Directions
Omit any picture, and return the remaining data exactly as written.

Stored data
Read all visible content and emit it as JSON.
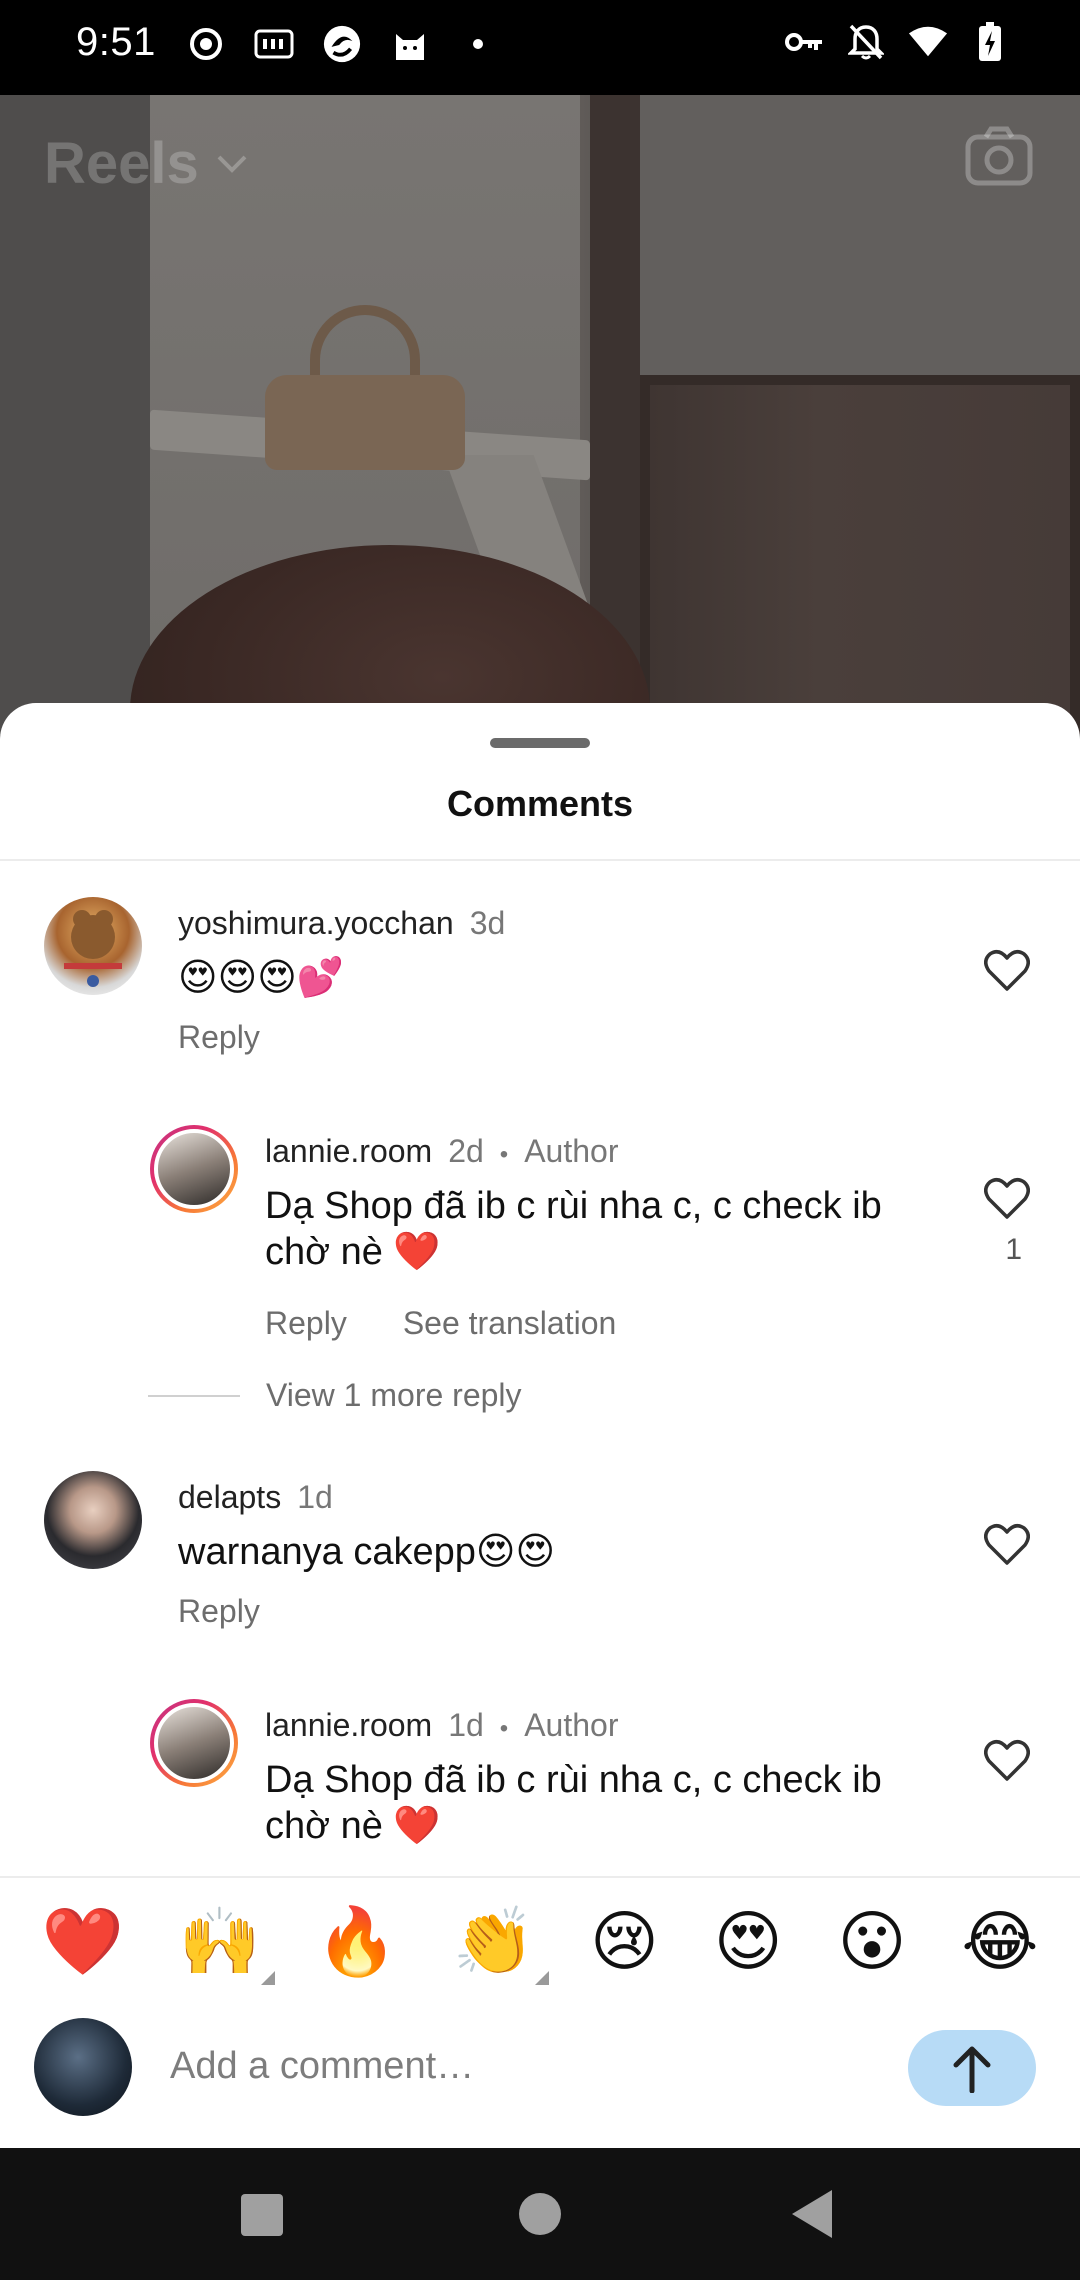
{
  "status_bar": {
    "time": "9:51"
  },
  "reels": {
    "title": "Reels"
  },
  "sheet": {
    "title": "Comments"
  },
  "comments": [
    {
      "user": "yoshimura.yocchan",
      "time": "3d",
      "author_tag": "",
      "text": "😍😍😍💕",
      "actions": [
        "Reply"
      ],
      "likes": ""
    },
    {
      "user": "lannie.room",
      "time": "2d",
      "author_tag": "Author",
      "text": "Dạ Shop đã ib c rùi nha c, c check ib chờ nè ❤️",
      "actions": [
        "Reply",
        "See translation"
      ],
      "likes": "1"
    },
    {
      "user": "delapts",
      "time": "1d",
      "author_tag": "",
      "text": "warnanya cakepp😍😍",
      "actions": [
        "Reply"
      ],
      "likes": ""
    },
    {
      "user": "lannie.room",
      "time": "1d",
      "author_tag": "Author",
      "text": "Dạ Shop đã ib c rùi nha c, c check ib chờ nè ❤️",
      "actions": [],
      "likes": ""
    }
  ],
  "view_more_replies": "View 1 more reply",
  "emoji_bar": [
    "❤️",
    "🙌",
    "🔥",
    "👏",
    "😢",
    "😍",
    "😮",
    "😂"
  ],
  "input": {
    "placeholder": "Add a comment…"
  },
  "colors": {
    "send_button": "#b7dbf6",
    "story_ring": "#e1306c"
  }
}
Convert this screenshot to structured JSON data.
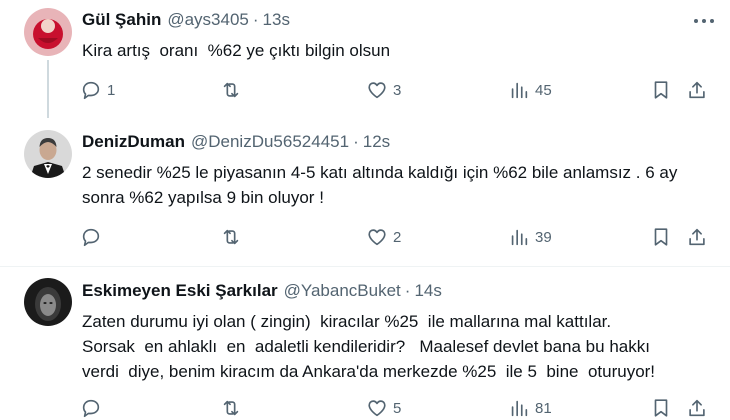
{
  "tweets": [
    {
      "name": "Gül Şahin",
      "handle": "@ays3405",
      "sep": "·",
      "time": "13s",
      "text": "Kira artış  oranı  %62 ye çıktı bilgin olsun",
      "replies": "1",
      "retweets": "",
      "likes": "3",
      "views": "45"
    },
    {
      "name": "DenizDuman",
      "handle": "@DenizDu56524451",
      "sep": "·",
      "time": "12s",
      "text": "2 senedir %25 le piyasanın 4-5 katı altında kaldığı için %62 bile anlamsız . 6 ay sonra %62 yapılsa 9 bin oluyor !",
      "replies": "",
      "retweets": "",
      "likes": "2",
      "views": "39"
    },
    {
      "name": "Eskimeyen Eski Şarkılar",
      "handle": "@YabancBuket",
      "sep": "·",
      "time": "14s",
      "text": "Zaten durumu iyi olan ( zingin)  kiracılar %25  ile mallarına mal kattılar.\nSorsak  en ahlaklı  en  adaletli kendileridir?   Maalesef devlet bana bu hakkı\nverdi  diye, benim kiracım da Ankara'da merkezde %25  ile 5  bine  oturuyor!",
      "replies": "",
      "retweets": "",
      "likes": "5",
      "views": "81"
    }
  ],
  "icons": {
    "reply": "reply-icon",
    "retweet": "retweet-icon",
    "like": "heart-icon",
    "views": "views-icon",
    "bookmark": "bookmark-icon",
    "share": "share-icon",
    "more": "more-icon"
  },
  "colors": {
    "text": "#0f1419",
    "secondary": "#536471",
    "divider": "#eff3f4",
    "thread_line": "#cfd9de"
  }
}
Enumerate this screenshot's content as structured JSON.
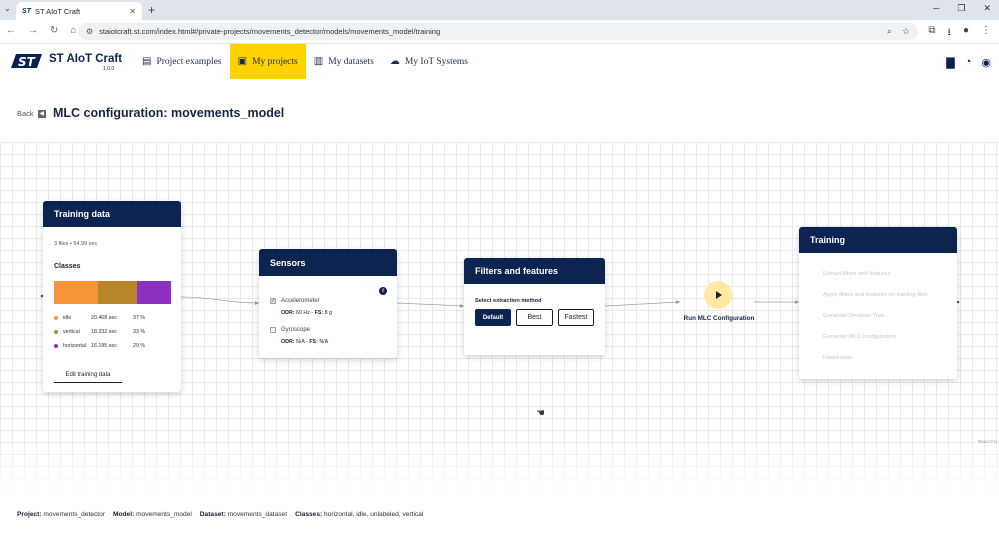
{
  "browser": {
    "tab_title": "ST AIoT Craft",
    "tab_favicon": "ST",
    "url": "staiotcraft.st.com/index.html#/private-projects/movements_detector/models/movements_model/training"
  },
  "app": {
    "brand": "ST AIoT Craft",
    "version": "1.0.0",
    "nav": [
      {
        "label": "Project examples",
        "icon": "folder-list-icon"
      },
      {
        "label": "My projects",
        "icon": "user-folder-icon",
        "active": true
      },
      {
        "label": "My datasets",
        "icon": "dataset-icon"
      },
      {
        "label": "My IoT Systems",
        "icon": "cloud-icon"
      }
    ],
    "accent_color": "#ffd200",
    "header_color": "#0d2350"
  },
  "page": {
    "back_label": "Back",
    "title": "MLC configuration: movements_model"
  },
  "training_data": {
    "title": "Training data",
    "meta": "3 files • 54.99 sec",
    "classes_label": "Classes",
    "classes": [
      {
        "name": "idle",
        "seconds": "20.468 sec",
        "percent": "37 %",
        "share": 37,
        "color": "#f7943a"
      },
      {
        "name": "vertical",
        "seconds": "18.332 sec",
        "percent": "33 %",
        "share": 33,
        "color": "#b8862a"
      },
      {
        "name": "horizontal",
        "seconds": "16.195 sec",
        "percent": "29 %",
        "share": 29,
        "color": "#8e2fc4"
      }
    ],
    "edit_label": "Edit training data"
  },
  "sensors": {
    "title": "Sensors",
    "items": [
      {
        "name": "Accelerometer",
        "checked": true,
        "odr_label": "ODR:",
        "odr": "60 Hz",
        "fs_label": "FS:",
        "fs": "8 g"
      },
      {
        "name": "Gyroscope",
        "checked": false,
        "odr_label": "ODR:",
        "odr": "N/A",
        "fs_label": "FS:",
        "fs": "N/A"
      }
    ]
  },
  "filters": {
    "title": "Filters and features",
    "label": "Select extraction method",
    "options": [
      "Default",
      "Best",
      "Fastest"
    ],
    "selected": "Default"
  },
  "run": {
    "label": "Run MLC Configuration"
  },
  "training": {
    "title": "Training",
    "steps": [
      "Extract filters and features",
      "Apply filters and features on training files",
      "Generate Decision Tree",
      "Generate MLC configuration",
      "Finalization"
    ]
  },
  "canvas": {
    "attribution": "React Flo"
  },
  "footer": {
    "project_label": "Project:",
    "project": "movements_detector",
    "model_label": "Model:",
    "model": "movements_model",
    "dataset_label": "Dataset:",
    "dataset": "movements_dataset",
    "classes_label": "Classes:",
    "classes": "horizontal, idle, unlabeled, vertical"
  }
}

Result of the exercise
Read all visible content and emit it as JSON.
{
  "status_bar": {
    "time": "9:51"
  },
  "reels": {
    "title": "Reels"
  },
  "sheet": {
    "title": "Comments"
  },
  "comments": [
    {
      "user": "yoshimura.yocchan",
      "time": "3d",
      "author_tag": "",
      "text": "😍😍😍💕",
      "actions": [
        "Reply"
      ],
      "likes": ""
    },
    {
      "user": "lannie.room",
      "time": "2d",
      "author_tag": "Author",
      "text": "Dạ Shop đã ib c rùi nha c, c check ib chờ nè ❤️",
      "actions": [
        "Reply",
        "See translation"
      ],
      "likes": "1"
    },
    {
      "user": "delapts",
      "time": "1d",
      "author_tag": "",
      "text": "warnanya cakepp😍😍",
      "actions": [
        "Reply"
      ],
      "likes": ""
    },
    {
      "user": "lannie.room",
      "time": "1d",
      "author_tag": "Author",
      "text": "Dạ Shop đã ib c rùi nha c, c check ib chờ nè ❤️",
      "actions": [],
      "likes": ""
    }
  ],
  "view_more_replies": "View 1 more reply",
  "emoji_bar": [
    "❤️",
    "🙌",
    "🔥",
    "👏",
    "😢",
    "😍",
    "😮",
    "😂"
  ],
  "input": {
    "placeholder": "Add a comment…"
  },
  "colors": {
    "send_button": "#b7dbf6",
    "story_ring": "#e1306c"
  }
}
Convert this screenshot to structured JSON data.
{
  "tweets": [
    {
      "name": "Gül Şahin",
      "handle": "@ays3405",
      "sep": "·",
      "time": "13s",
      "text": "Kira artış  oranı  %62 ye çıktı bilgin olsun",
      "replies": "1",
      "retweets": "",
      "likes": "3",
      "views": "45"
    },
    {
      "name": "DenizDuman",
      "handle": "@DenizDu56524451",
      "sep": "·",
      "time": "12s",
      "text": "2 senedir %25 le piyasanın 4-5 katı altında kaldığı için %62 bile anlamsız . 6 ay sonra %62 yapılsa 9 bin oluyor !",
      "replies": "",
      "retweets": "",
      "likes": "2",
      "views": "39"
    },
    {
      "name": "Eskimeyen Eski Şarkılar",
      "handle": "@YabancBuket",
      "sep": "·",
      "time": "14s",
      "text": "Zaten durumu iyi olan ( zingin)  kiracılar %25  ile mallarına mal kattılar.\nSorsak  en ahlaklı  en  adaletli kendileridir?   Maalesef devlet bana bu hakkı\nverdi  diye, benim kiracım da Ankara'da merkezde %25  ile 5  bine  oturuyor!",
      "replies": "",
      "retweets": "",
      "likes": "5",
      "views": "81"
    }
  ],
  "icons": {
    "reply": "reply-icon",
    "retweet": "retweet-icon",
    "like": "heart-icon",
    "views": "views-icon",
    "bookmark": "bookmark-icon",
    "share": "share-icon",
    "more": "more-icon"
  },
  "colors": {
    "text": "#0f1419",
    "secondary": "#536471",
    "divider": "#eff3f4",
    "thread_line": "#cfd9de"
  }
}
Enumerate this screenshot's content as structured JSON.
{
  "browser": {
    "tab_title": "ST AIoT Craft",
    "tab_favicon": "ST",
    "url": "staiotcraft.st.com/index.html#/private-projects/movements_detector/models/movements_model/training"
  },
  "app": {
    "brand": "ST AIoT Craft",
    "version": "1.0.0",
    "nav": [
      {
        "label": "Project examples",
        "icon": "folder-list-icon"
      },
      {
        "label": "My projects",
        "icon": "user-folder-icon",
        "active": true
      },
      {
        "label": "My datasets",
        "icon": "dataset-icon"
      },
      {
        "label": "My IoT Systems",
        "icon": "cloud-icon"
      }
    ],
    "accent_color": "#ffd200",
    "header_color": "#0d2350"
  },
  "page": {
    "back_label": "Back",
    "title": "MLC configuration: movements_model"
  },
  "training_data": {
    "title": "Training data",
    "meta": "3 files • 54.99 sec",
    "classes_label": "Classes",
    "classes": [
      {
        "name": "idle",
        "seconds": "20.468 sec",
        "percent": "37 %",
        "share": 37,
        "color": "#f7943a"
      },
      {
        "name": "vertical",
        "seconds": "18.332 sec",
        "percent": "33 %",
        "share": 33,
        "color": "#b8862a"
      },
      {
        "name": "horizontal",
        "seconds": "16.195 sec",
        "percent": "29 %",
        "share": 29,
        "color": "#8e2fc4"
      }
    ],
    "edit_label": "Edit training data"
  },
  "sensors": {
    "title": "Sensors",
    "items": [
      {
        "name": "Accelerometer",
        "checked": true,
        "odr_label": "ODR:",
        "odr": "60 Hz",
        "fs_label": "FS:",
        "fs": "8 g"
      },
      {
        "name": "Gyroscope",
        "checked": false,
        "odr_label": "ODR:",
        "odr": "N/A",
        "fs_label": "FS:",
        "fs": "N/A"
      }
    ]
  },
  "filters": {
    "title": "Filters and features",
    "label": "Select extraction method",
    "options": [
      "Default",
      "Best",
      "Fastest"
    ],
    "selected": "Default"
  },
  "run": {
    "label": "Run MLC Configuration"
  },
  "training": {
    "title": "Training",
    "steps": [
      "Extract filters and features",
      "Apply filters and features on training files",
      "Generate Decision Tree",
      "Generate MLC configuration",
      "Finalization"
    ]
  },
  "canvas": {
    "attribution": "React Flo"
  },
  "footer": {
    "project_label": "Project:",
    "project": "movements_detector",
    "model_label": "Model:",
    "model": "movements_model",
    "dataset_label": "Dataset:",
    "dataset": "movements_dataset",
    "classes_label": "Classes:",
    "classes": "horizontal, idle, unlabeled, vertical"
  }
}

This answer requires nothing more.